Extracts from a graphics dataset:

·····

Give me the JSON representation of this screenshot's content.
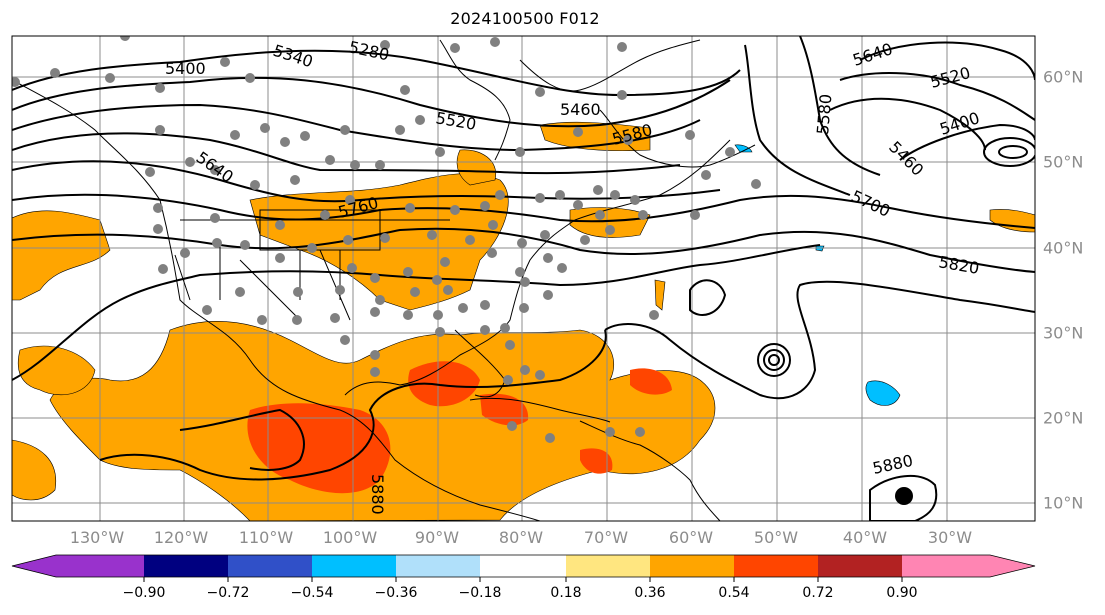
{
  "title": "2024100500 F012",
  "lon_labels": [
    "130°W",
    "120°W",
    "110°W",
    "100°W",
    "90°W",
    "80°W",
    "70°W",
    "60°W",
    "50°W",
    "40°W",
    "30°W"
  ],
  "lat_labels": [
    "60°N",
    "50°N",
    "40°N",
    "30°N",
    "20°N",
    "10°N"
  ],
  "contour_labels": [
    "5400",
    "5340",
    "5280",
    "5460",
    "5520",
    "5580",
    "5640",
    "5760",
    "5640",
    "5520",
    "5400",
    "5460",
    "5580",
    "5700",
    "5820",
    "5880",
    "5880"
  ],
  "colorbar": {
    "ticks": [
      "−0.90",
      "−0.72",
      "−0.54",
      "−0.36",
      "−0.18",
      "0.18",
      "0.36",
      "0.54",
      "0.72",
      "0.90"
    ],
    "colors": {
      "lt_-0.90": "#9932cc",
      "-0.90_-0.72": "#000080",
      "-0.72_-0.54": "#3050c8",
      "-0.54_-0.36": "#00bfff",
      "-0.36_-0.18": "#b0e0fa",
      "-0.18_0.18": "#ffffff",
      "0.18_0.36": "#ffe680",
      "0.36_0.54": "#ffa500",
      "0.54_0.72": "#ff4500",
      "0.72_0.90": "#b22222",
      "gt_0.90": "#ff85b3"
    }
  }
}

·····

(The problem):
Ignore the images and quote every line of the listing exactly.

(Exercise answer):
Give me the JSON representation of this screenshot's content.
{
  "title": "2024100500 F012",
  "lon_labels": [
    "130°W",
    "120°W",
    "110°W",
    "100°W",
    "90°W",
    "80°W",
    "70°W",
    "60°W",
    "50°W",
    "40°W",
    "30°W"
  ],
  "lat_labels": [
    "60°N",
    "50°N",
    "40°N",
    "30°N",
    "20°N",
    "10°N"
  ],
  "contour_labels": [
    "5400",
    "5340",
    "5280",
    "5460",
    "5520",
    "5580",
    "5640",
    "5760",
    "5640",
    "5520",
    "5400",
    "5460",
    "5580",
    "5700",
    "5820",
    "5880",
    "5880"
  ],
  "colorbar": {
    "ticks": [
      "−0.90",
      "−0.72",
      "−0.54",
      "−0.36",
      "−0.18",
      "0.18",
      "0.36",
      "0.54",
      "0.72",
      "0.90"
    ],
    "colors": {
      "lt_-0.90": "#9932cc",
      "-0.90_-0.72": "#000080",
      "-0.72_-0.54": "#3050c8",
      "-0.54_-0.36": "#00bfff",
      "-0.36_-0.18": "#b0e0fa",
      "-0.18_0.18": "#ffffff",
      "0.18_0.36": "#ffe680",
      "0.36_0.54": "#ffa500",
      "0.54_0.72": "#ff4500",
      "0.72_0.90": "#b22222",
      "gt_0.90": "#ff85b3"
    }
  }
}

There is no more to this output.